- **Task directions**
How many of the lines below hold the word "naver"? Answer only with the number.

- **The input**
>>>>

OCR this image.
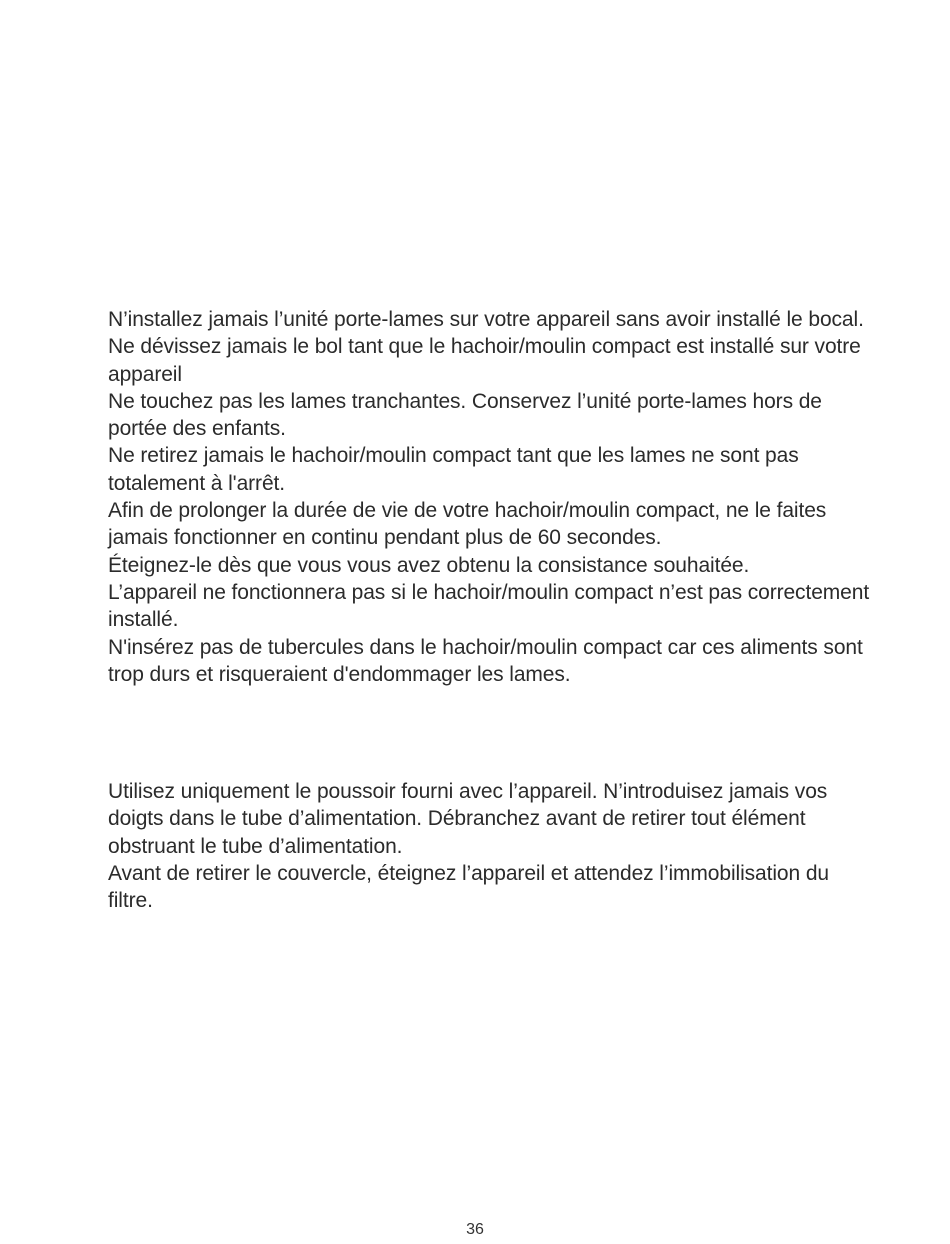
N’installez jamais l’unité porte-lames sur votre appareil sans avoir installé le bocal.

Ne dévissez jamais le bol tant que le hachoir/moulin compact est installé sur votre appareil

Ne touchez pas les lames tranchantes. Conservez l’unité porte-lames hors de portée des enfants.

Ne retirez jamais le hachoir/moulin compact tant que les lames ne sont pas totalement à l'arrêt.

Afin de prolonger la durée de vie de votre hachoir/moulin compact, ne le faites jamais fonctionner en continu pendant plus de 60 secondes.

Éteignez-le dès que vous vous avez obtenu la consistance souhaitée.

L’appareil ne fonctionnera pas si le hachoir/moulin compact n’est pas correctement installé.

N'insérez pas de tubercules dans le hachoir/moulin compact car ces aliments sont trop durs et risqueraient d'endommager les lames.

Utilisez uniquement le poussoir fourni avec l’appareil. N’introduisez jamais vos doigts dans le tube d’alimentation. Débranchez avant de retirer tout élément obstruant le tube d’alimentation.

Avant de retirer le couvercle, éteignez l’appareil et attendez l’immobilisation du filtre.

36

<<<<
>>>>

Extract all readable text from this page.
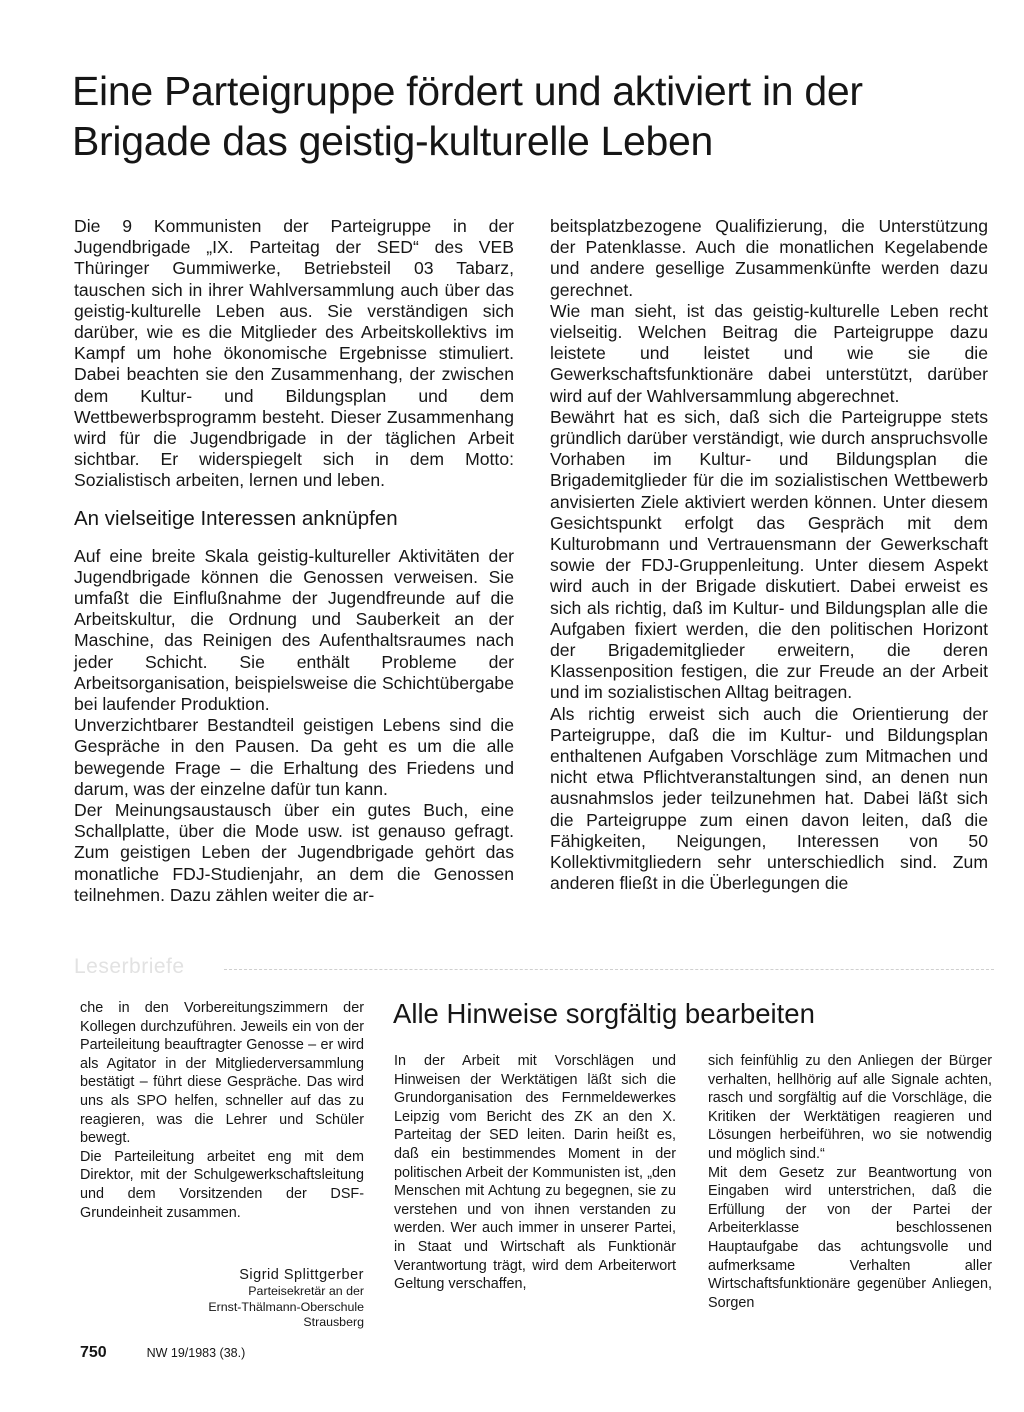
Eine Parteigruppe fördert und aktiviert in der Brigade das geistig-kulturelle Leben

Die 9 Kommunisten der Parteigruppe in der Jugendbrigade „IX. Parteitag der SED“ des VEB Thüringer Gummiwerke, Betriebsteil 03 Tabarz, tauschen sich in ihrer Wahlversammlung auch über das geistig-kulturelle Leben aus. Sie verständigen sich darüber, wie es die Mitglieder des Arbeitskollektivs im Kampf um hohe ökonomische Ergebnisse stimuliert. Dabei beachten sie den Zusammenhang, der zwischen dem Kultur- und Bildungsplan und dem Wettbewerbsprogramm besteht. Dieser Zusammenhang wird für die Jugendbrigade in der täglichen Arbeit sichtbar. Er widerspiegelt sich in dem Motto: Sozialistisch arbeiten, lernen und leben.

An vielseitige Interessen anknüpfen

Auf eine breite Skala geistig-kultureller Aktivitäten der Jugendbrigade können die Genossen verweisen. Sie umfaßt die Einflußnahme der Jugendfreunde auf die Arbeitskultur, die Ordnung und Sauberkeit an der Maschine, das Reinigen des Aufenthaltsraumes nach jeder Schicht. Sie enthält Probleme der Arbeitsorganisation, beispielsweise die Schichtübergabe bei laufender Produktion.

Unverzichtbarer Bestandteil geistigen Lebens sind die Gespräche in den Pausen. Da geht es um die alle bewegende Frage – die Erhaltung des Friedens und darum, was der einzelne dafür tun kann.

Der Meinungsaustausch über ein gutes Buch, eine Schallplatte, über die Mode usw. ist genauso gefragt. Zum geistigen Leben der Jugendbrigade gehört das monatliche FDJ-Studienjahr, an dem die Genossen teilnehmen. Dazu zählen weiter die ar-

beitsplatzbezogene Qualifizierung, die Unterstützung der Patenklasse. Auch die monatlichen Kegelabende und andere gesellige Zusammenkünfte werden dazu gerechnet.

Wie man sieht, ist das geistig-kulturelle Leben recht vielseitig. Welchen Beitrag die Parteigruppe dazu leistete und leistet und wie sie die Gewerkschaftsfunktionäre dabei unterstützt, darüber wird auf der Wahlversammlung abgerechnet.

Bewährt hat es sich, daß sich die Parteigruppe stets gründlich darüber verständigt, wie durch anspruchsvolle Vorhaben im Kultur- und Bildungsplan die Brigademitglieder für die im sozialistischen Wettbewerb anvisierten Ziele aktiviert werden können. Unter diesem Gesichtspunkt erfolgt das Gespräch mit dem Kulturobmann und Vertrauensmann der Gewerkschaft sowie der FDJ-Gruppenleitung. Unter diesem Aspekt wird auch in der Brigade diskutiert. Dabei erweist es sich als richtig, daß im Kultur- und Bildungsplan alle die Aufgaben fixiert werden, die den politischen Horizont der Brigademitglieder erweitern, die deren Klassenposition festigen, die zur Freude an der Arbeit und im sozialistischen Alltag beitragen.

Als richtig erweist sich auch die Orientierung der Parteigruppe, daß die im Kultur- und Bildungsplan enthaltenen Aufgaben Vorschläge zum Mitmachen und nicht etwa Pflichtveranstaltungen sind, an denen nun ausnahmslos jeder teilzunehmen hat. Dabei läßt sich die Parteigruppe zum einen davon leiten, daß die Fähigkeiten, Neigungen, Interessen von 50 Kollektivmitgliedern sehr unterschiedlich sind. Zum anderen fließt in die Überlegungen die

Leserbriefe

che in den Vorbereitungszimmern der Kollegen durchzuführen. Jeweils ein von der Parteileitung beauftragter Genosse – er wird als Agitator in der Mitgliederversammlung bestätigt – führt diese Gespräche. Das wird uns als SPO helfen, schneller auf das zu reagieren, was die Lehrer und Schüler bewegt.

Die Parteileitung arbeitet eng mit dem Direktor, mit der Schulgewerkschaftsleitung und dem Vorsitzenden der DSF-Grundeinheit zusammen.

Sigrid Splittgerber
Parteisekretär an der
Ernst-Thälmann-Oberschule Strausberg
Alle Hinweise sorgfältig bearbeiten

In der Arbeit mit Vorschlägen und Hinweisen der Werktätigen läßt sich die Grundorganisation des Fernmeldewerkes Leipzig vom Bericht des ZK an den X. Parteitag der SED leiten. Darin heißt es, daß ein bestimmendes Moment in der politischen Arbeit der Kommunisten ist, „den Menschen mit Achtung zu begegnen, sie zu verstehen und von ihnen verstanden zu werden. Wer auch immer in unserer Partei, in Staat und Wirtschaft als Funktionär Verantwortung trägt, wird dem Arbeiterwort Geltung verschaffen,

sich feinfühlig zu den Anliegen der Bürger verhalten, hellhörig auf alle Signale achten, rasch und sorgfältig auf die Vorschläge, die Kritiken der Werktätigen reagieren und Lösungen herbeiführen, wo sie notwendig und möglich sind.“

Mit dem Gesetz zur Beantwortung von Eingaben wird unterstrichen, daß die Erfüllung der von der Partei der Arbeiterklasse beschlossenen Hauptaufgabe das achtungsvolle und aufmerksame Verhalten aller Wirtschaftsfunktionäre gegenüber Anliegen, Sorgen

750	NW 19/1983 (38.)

<<<<
>>>>

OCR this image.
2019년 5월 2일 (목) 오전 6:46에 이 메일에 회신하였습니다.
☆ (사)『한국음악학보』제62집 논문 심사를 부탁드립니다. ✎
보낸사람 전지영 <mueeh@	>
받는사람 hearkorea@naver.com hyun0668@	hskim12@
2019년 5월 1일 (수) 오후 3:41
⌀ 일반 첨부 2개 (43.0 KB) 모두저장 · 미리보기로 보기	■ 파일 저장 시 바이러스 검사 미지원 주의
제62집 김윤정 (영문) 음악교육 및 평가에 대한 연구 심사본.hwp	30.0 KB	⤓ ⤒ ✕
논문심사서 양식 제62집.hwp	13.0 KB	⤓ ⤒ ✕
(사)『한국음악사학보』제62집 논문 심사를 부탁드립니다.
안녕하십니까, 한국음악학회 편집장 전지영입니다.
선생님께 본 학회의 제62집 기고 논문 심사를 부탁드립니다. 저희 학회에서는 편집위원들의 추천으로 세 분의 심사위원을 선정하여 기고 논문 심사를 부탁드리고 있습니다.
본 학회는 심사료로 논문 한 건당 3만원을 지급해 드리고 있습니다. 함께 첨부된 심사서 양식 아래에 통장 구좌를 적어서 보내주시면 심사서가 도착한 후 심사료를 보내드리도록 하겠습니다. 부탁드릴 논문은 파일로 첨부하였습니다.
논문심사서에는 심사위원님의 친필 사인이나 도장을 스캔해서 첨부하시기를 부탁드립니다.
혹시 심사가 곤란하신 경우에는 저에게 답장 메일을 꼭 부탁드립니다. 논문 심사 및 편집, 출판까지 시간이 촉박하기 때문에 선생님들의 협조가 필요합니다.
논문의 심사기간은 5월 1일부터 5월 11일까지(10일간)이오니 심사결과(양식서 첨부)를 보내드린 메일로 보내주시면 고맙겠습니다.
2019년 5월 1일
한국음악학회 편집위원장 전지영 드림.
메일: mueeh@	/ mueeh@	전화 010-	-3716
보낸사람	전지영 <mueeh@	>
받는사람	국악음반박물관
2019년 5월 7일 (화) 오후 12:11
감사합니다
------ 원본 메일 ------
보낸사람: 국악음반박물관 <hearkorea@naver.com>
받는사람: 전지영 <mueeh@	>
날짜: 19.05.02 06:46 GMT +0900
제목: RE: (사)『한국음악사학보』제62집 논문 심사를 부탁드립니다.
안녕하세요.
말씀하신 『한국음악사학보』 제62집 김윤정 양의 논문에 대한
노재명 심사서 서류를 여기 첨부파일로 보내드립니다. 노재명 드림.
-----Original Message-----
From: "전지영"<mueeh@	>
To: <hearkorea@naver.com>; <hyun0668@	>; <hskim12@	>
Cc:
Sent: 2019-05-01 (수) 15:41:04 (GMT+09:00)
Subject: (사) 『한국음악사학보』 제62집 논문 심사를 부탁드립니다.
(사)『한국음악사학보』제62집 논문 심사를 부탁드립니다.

<<<<

- **Solution for this problem**
3